== DATA TO USE ==

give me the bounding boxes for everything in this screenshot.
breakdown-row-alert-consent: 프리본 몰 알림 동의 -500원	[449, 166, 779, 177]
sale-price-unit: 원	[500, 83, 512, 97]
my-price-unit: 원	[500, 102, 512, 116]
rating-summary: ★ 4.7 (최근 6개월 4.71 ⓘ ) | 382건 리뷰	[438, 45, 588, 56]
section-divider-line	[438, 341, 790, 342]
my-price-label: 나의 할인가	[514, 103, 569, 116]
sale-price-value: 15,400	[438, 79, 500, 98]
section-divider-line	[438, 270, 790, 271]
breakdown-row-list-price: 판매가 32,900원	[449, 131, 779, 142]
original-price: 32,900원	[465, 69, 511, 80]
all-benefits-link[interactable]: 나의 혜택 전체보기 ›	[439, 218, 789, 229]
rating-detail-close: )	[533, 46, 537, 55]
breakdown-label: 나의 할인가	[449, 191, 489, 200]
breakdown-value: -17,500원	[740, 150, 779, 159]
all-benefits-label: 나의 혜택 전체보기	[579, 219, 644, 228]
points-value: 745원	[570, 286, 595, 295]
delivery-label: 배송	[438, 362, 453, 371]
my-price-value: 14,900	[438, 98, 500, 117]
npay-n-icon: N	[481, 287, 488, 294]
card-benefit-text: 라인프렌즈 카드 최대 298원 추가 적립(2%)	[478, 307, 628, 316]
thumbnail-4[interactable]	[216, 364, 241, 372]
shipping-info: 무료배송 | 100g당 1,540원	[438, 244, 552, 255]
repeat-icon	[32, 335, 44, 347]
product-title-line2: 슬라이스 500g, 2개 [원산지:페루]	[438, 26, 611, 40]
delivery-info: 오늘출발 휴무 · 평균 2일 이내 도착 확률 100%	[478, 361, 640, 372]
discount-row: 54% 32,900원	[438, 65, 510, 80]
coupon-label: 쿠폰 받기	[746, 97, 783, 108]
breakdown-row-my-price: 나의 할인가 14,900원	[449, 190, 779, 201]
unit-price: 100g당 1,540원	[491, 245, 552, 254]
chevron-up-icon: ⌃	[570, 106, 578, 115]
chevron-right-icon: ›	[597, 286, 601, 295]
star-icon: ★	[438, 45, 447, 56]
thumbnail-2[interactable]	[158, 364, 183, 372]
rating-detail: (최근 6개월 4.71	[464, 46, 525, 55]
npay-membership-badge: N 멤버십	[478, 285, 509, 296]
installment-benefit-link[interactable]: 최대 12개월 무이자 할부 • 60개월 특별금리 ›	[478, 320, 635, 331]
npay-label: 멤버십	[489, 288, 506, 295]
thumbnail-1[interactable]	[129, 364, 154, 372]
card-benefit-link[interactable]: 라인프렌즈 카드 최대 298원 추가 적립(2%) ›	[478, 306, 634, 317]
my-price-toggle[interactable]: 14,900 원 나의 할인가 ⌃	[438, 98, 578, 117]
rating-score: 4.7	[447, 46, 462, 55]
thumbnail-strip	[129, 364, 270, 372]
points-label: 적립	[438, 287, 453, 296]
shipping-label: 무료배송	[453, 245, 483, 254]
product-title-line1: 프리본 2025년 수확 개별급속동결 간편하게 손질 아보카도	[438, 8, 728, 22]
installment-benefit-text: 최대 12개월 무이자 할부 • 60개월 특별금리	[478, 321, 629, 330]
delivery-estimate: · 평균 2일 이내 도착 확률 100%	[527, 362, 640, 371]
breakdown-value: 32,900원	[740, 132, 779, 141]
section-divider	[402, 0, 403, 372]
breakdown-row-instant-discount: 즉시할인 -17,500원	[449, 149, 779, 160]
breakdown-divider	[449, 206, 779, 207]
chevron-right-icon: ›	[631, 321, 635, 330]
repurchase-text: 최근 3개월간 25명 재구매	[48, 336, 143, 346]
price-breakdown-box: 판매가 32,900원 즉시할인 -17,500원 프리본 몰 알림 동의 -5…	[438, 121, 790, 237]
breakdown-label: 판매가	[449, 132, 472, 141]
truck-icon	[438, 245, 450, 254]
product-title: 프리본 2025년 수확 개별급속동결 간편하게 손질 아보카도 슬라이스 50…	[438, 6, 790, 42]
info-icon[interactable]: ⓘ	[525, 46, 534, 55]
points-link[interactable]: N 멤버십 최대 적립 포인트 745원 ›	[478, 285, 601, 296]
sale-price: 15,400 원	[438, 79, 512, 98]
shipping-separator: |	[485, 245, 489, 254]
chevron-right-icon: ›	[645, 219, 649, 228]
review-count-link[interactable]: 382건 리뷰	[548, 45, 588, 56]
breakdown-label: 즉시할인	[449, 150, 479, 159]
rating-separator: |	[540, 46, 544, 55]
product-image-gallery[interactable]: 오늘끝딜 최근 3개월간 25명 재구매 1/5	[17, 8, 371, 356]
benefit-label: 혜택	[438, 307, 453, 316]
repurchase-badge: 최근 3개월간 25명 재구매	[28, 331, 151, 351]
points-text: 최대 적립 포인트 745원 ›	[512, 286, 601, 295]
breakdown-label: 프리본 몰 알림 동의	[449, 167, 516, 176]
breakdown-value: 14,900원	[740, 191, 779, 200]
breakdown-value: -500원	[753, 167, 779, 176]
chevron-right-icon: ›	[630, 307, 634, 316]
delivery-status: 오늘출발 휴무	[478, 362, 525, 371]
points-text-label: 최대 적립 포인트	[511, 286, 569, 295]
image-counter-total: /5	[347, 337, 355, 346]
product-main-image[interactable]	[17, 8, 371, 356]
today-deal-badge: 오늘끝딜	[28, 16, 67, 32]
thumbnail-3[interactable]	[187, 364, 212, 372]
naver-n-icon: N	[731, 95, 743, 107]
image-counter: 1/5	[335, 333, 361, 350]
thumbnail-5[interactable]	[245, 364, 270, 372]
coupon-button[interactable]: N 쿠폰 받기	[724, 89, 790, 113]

===

WHAT YOU HAVE TO DO | Duplicate the records above line for line, with no changes.

COMPLETE ANSWER |
give me the bounding boxes for everything in this screenshot.
breakdown-row-alert-consent: 프리본 몰 알림 동의 -500원	[449, 166, 779, 177]
sale-price-unit: 원	[500, 83, 512, 97]
my-price-unit: 원	[500, 102, 512, 116]
rating-summary: ★ 4.7 (최근 6개월 4.71 ⓘ ) | 382건 리뷰	[438, 45, 588, 56]
section-divider-line	[438, 341, 790, 342]
my-price-label: 나의 할인가	[514, 103, 569, 116]
sale-price-value: 15,400	[438, 79, 500, 98]
section-divider-line	[438, 270, 790, 271]
breakdown-row-list-price: 판매가 32,900원	[449, 131, 779, 142]
original-price: 32,900원	[465, 69, 511, 80]
all-benefits-link[interactable]: 나의 혜택 전체보기 ›	[439, 218, 789, 229]
rating-detail-close: )	[533, 46, 537, 55]
breakdown-label: 나의 할인가	[449, 191, 489, 200]
breakdown-value: -17,500원	[740, 150, 779, 159]
all-benefits-label: 나의 혜택 전체보기	[579, 219, 644, 228]
points-value: 745원	[570, 286, 595, 295]
delivery-label: 배송	[438, 362, 453, 371]
my-price-value: 14,900	[438, 98, 500, 117]
npay-n-icon: N	[481, 287, 488, 294]
card-benefit-text: 라인프렌즈 카드 최대 298원 추가 적립(2%)	[478, 307, 628, 316]
thumbnail-4[interactable]	[216, 364, 241, 372]
shipping-info: 무료배송 | 100g당 1,540원	[438, 244, 552, 255]
repeat-icon	[32, 335, 44, 347]
product-title-line2: 슬라이스 500g, 2개 [원산지:페루]	[438, 26, 611, 40]
delivery-info: 오늘출발 휴무 · 평균 2일 이내 도착 확률 100%	[478, 361, 640, 372]
discount-row: 54% 32,900원	[438, 65, 510, 80]
coupon-label: 쿠폰 받기	[746, 97, 783, 108]
breakdown-row-my-price: 나의 할인가 14,900원	[449, 190, 779, 201]
unit-price: 100g당 1,540원	[491, 245, 552, 254]
chevron-up-icon: ⌃	[570, 106, 578, 115]
chevron-right-icon: ›	[597, 286, 601, 295]
star-icon: ★	[438, 45, 447, 56]
thumbnail-2[interactable]	[158, 364, 183, 372]
rating-detail: (최근 6개월 4.71	[464, 46, 525, 55]
npay-membership-badge: N 멤버십	[478, 285, 509, 296]
installment-benefit-link[interactable]: 최대 12개월 무이자 할부 • 60개월 특별금리 ›	[478, 320, 635, 331]
npay-label: 멤버십	[489, 288, 506, 295]
thumbnail-1[interactable]	[129, 364, 154, 372]
card-benefit-link[interactable]: 라인프렌즈 카드 최대 298원 추가 적립(2%) ›	[478, 306, 634, 317]
my-price-toggle[interactable]: 14,900 원 나의 할인가 ⌃	[438, 98, 578, 117]
rating-score: 4.7	[447, 46, 462, 55]
thumbnail-strip	[129, 364, 270, 372]
points-label: 적립	[438, 287, 453, 296]
shipping-label: 무료배송	[453, 245, 483, 254]
product-title-line1: 프리본 2025년 수확 개별급속동결 간편하게 손질 아보카도	[438, 8, 728, 22]
installment-benefit-text: 최대 12개월 무이자 할부 • 60개월 특별금리	[478, 321, 629, 330]
delivery-estimate: · 평균 2일 이내 도착 확률 100%	[527, 362, 640, 371]
breakdown-value: 32,900원	[740, 132, 779, 141]
section-divider	[402, 0, 403, 372]
breakdown-row-instant-discount: 즉시할인 -17,500원	[449, 149, 779, 160]
breakdown-divider	[449, 206, 779, 207]
chevron-right-icon: ›	[631, 321, 635, 330]
repurchase-text: 최근 3개월간 25명 재구매	[48, 336, 143, 346]
price-breakdown-box: 판매가 32,900원 즉시할인 -17,500원 프리본 몰 알림 동의 -5…	[438, 121, 790, 237]
breakdown-label: 판매가	[449, 132, 472, 141]
truck-icon	[438, 245, 450, 254]
product-title: 프리본 2025년 수확 개별급속동결 간편하게 손질 아보카도 슬라이스 50…	[438, 6, 790, 42]
info-icon[interactable]: ⓘ	[525, 46, 534, 55]
points-link[interactable]: N 멤버십 최대 적립 포인트 745원 ›	[478, 285, 601, 296]
sale-price: 15,400 원	[438, 79, 512, 98]
shipping-separator: |	[485, 245, 489, 254]
chevron-right-icon: ›	[645, 219, 649, 228]
review-count-link[interactable]: 382건 리뷰	[548, 45, 588, 56]
breakdown-label: 즉시할인	[449, 150, 479, 159]
rating-separator: |	[540, 46, 544, 55]
product-image-gallery[interactable]: 오늘끝딜 최근 3개월간 25명 재구매 1/5	[17, 8, 371, 356]
benefit-label: 혜택	[438, 307, 453, 316]
repurchase-badge: 최근 3개월간 25명 재구매	[28, 331, 151, 351]
points-text: 최대 적립 포인트 745원 ›	[512, 286, 601, 295]
breakdown-label: 프리본 몰 알림 동의	[449, 167, 516, 176]
breakdown-value: 14,900원	[740, 191, 779, 200]
breakdown-value: -500원	[753, 167, 779, 176]
chevron-right-icon: ›	[630, 307, 634, 316]
delivery-status: 오늘출발 휴무	[478, 362, 525, 371]
points-text-label: 최대 적립 포인트	[511, 286, 569, 295]
image-counter-total: /5	[347, 337, 355, 346]
product-main-image[interactable]	[17, 8, 371, 356]
today-deal-badge: 오늘끝딜	[28, 16, 67, 32]
thumbnail-3[interactable]	[187, 364, 212, 372]
naver-n-icon: N	[731, 95, 743, 107]
image-counter: 1/5	[335, 333, 361, 350]
thumbnail-5[interactable]	[245, 364, 270, 372]
coupon-button[interactable]: N 쿠폰 받기	[724, 89, 790, 113]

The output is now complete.